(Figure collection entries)
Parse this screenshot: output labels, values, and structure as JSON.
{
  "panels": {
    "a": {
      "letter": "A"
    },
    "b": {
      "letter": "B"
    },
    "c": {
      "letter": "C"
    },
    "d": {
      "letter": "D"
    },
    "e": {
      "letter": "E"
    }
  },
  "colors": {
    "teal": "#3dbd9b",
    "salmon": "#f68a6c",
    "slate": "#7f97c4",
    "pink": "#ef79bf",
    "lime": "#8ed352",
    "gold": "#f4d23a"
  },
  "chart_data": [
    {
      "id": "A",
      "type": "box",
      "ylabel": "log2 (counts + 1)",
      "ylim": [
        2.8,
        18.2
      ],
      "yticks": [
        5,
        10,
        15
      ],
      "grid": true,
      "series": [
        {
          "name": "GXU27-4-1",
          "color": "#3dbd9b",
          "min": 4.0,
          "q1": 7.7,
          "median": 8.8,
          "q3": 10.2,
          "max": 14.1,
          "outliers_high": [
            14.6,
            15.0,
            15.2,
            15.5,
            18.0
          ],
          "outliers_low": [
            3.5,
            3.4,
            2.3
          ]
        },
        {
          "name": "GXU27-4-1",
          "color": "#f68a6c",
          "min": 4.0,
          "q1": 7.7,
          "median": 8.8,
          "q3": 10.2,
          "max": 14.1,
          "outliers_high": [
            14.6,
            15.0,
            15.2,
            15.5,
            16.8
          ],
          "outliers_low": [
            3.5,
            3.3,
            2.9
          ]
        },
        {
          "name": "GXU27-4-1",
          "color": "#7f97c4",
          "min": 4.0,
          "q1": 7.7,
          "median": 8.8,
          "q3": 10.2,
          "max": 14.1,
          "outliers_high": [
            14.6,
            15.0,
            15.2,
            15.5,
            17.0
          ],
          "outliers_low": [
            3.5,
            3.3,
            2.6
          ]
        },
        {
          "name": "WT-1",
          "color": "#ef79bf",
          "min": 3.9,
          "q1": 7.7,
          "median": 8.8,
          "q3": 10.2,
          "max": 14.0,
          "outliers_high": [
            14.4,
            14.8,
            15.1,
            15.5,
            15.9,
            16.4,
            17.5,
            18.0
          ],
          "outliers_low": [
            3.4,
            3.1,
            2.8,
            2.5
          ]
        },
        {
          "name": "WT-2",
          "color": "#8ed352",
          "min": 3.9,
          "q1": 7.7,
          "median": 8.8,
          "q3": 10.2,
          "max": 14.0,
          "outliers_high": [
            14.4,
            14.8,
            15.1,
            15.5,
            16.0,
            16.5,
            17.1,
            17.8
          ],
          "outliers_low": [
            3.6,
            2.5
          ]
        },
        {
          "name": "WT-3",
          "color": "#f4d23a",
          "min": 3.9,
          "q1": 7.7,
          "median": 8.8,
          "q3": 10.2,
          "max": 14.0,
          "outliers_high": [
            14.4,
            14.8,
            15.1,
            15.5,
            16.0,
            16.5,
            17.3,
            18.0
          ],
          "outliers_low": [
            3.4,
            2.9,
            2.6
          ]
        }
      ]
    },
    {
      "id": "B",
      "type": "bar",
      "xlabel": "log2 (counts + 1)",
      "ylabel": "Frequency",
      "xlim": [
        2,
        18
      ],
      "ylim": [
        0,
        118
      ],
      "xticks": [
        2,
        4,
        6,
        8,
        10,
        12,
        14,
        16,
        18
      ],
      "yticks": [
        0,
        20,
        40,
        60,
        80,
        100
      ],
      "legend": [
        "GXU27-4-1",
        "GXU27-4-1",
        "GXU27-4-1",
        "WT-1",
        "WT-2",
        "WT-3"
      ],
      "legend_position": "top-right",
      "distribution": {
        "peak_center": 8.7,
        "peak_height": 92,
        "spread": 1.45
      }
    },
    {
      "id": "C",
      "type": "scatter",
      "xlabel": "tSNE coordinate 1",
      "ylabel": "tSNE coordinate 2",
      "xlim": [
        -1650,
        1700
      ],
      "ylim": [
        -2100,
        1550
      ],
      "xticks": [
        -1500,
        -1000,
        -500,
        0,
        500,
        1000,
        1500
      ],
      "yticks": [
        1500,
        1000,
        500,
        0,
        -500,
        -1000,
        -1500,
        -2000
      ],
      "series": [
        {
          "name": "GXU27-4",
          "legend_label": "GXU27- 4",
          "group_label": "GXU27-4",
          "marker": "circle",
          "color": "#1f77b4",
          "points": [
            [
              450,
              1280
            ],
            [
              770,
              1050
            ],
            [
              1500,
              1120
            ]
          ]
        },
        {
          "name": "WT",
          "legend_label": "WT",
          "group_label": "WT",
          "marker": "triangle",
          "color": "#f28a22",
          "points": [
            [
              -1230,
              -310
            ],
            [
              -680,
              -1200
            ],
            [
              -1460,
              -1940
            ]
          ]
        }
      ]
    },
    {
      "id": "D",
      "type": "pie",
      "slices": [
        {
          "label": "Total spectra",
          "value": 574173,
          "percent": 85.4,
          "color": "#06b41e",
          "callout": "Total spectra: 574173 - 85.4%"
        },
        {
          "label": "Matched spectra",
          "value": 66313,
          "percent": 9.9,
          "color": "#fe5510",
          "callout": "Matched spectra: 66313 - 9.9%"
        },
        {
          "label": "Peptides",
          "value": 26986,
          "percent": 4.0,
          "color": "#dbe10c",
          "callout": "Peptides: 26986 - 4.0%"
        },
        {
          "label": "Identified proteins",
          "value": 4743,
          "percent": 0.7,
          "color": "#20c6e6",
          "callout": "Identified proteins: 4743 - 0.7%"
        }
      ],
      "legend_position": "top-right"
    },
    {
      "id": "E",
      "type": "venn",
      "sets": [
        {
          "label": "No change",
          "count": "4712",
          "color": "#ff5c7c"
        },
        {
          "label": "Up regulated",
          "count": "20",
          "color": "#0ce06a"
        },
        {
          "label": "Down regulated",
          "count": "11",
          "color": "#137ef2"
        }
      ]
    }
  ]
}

*Exercise details:* Reproduce, exactly, all the lines shown above.

*Answer:*
Parse this screenshot: output labels, values, and structure as JSON.
{
  "panels": {
    "a": {
      "letter": "A"
    },
    "b": {
      "letter": "B"
    },
    "c": {
      "letter": "C"
    },
    "d": {
      "letter": "D"
    },
    "e": {
      "letter": "E"
    }
  },
  "colors": {
    "teal": "#3dbd9b",
    "salmon": "#f68a6c",
    "slate": "#7f97c4",
    "pink": "#ef79bf",
    "lime": "#8ed352",
    "gold": "#f4d23a"
  },
  "chart_data": [
    {
      "id": "A",
      "type": "box",
      "ylabel": "log2 (counts + 1)",
      "ylim": [
        2.8,
        18.2
      ],
      "yticks": [
        5,
        10,
        15
      ],
      "grid": true,
      "series": [
        {
          "name": "GXU27-4-1",
          "color": "#3dbd9b",
          "min": 4.0,
          "q1": 7.7,
          "median": 8.8,
          "q3": 10.2,
          "max": 14.1,
          "outliers_high": [
            14.6,
            15.0,
            15.2,
            15.5,
            18.0
          ],
          "outliers_low": [
            3.5,
            3.4,
            2.3
          ]
        },
        {
          "name": "GXU27-4-1",
          "color": "#f68a6c",
          "min": 4.0,
          "q1": 7.7,
          "median": 8.8,
          "q3": 10.2,
          "max": 14.1,
          "outliers_high": [
            14.6,
            15.0,
            15.2,
            15.5,
            16.8
          ],
          "outliers_low": [
            3.5,
            3.3,
            2.9
          ]
        },
        {
          "name": "GXU27-4-1",
          "color": "#7f97c4",
          "min": 4.0,
          "q1": 7.7,
          "median": 8.8,
          "q3": 10.2,
          "max": 14.1,
          "outliers_high": [
            14.6,
            15.0,
            15.2,
            15.5,
            17.0
          ],
          "outliers_low": [
            3.5,
            3.3,
            2.6
          ]
        },
        {
          "name": "WT-1",
          "color": "#ef79bf",
          "min": 3.9,
          "q1": 7.7,
          "median": 8.8,
          "q3": 10.2,
          "max": 14.0,
          "outliers_high": [
            14.4,
            14.8,
            15.1,
            15.5,
            15.9,
            16.4,
            17.5,
            18.0
          ],
          "outliers_low": [
            3.4,
            3.1,
            2.8,
            2.5
          ]
        },
        {
          "name": "WT-2",
          "color": "#8ed352",
          "min": 3.9,
          "q1": 7.7,
          "median": 8.8,
          "q3": 10.2,
          "max": 14.0,
          "outliers_high": [
            14.4,
            14.8,
            15.1,
            15.5,
            16.0,
            16.5,
            17.1,
            17.8
          ],
          "outliers_low": [
            3.6,
            2.5
          ]
        },
        {
          "name": "WT-3",
          "color": "#f4d23a",
          "min": 3.9,
          "q1": 7.7,
          "median": 8.8,
          "q3": 10.2,
          "max": 14.0,
          "outliers_high": [
            14.4,
            14.8,
            15.1,
            15.5,
            16.0,
            16.5,
            17.3,
            18.0
          ],
          "outliers_low": [
            3.4,
            2.9,
            2.6
          ]
        }
      ]
    },
    {
      "id": "B",
      "type": "bar",
      "xlabel": "log2 (counts + 1)",
      "ylabel": "Frequency",
      "xlim": [
        2,
        18
      ],
      "ylim": [
        0,
        118
      ],
      "xticks": [
        2,
        4,
        6,
        8,
        10,
        12,
        14,
        16,
        18
      ],
      "yticks": [
        0,
        20,
        40,
        60,
        80,
        100
      ],
      "legend": [
        "GXU27-4-1",
        "GXU27-4-1",
        "GXU27-4-1",
        "WT-1",
        "WT-2",
        "WT-3"
      ],
      "legend_position": "top-right",
      "distribution": {
        "peak_center": 8.7,
        "peak_height": 92,
        "spread": 1.45
      }
    },
    {
      "id": "C",
      "type": "scatter",
      "xlabel": "tSNE coordinate 1",
      "ylabel": "tSNE coordinate 2",
      "xlim": [
        -1650,
        1700
      ],
      "ylim": [
        -2100,
        1550
      ],
      "xticks": [
        -1500,
        -1000,
        -500,
        0,
        500,
        1000,
        1500
      ],
      "yticks": [
        1500,
        1000,
        500,
        0,
        -500,
        -1000,
        -1500,
        -2000
      ],
      "series": [
        {
          "name": "GXU27-4",
          "legend_label": "GXU27- 4",
          "group_label": "GXU27-4",
          "marker": "circle",
          "color": "#1f77b4",
          "points": [
            [
              450,
              1280
            ],
            [
              770,
              1050
            ],
            [
              1500,
              1120
            ]
          ]
        },
        {
          "name": "WT",
          "legend_label": "WT",
          "group_label": "WT",
          "marker": "triangle",
          "color": "#f28a22",
          "points": [
            [
              -1230,
              -310
            ],
            [
              -680,
              -1200
            ],
            [
              -1460,
              -1940
            ]
          ]
        }
      ]
    },
    {
      "id": "D",
      "type": "pie",
      "slices": [
        {
          "label": "Total spectra",
          "value": 574173,
          "percent": 85.4,
          "color": "#06b41e",
          "callout": "Total spectra: 574173 - 85.4%"
        },
        {
          "label": "Matched spectra",
          "value": 66313,
          "percent": 9.9,
          "color": "#fe5510",
          "callout": "Matched spectra: 66313 - 9.9%"
        },
        {
          "label": "Peptides",
          "value": 26986,
          "percent": 4.0,
          "color": "#dbe10c",
          "callout": "Peptides: 26986 - 4.0%"
        },
        {
          "label": "Identified proteins",
          "value": 4743,
          "percent": 0.7,
          "color": "#20c6e6",
          "callout": "Identified proteins: 4743 - 0.7%"
        }
      ],
      "legend_position": "top-right"
    },
    {
      "id": "E",
      "type": "venn",
      "sets": [
        {
          "label": "No change",
          "count": "4712",
          "color": "#ff5c7c"
        },
        {
          "label": "Up regulated",
          "count": "20",
          "color": "#0ce06a"
        },
        {
          "label": "Down regulated",
          "count": "11",
          "color": "#137ef2"
        }
      ]
    }
  ]
}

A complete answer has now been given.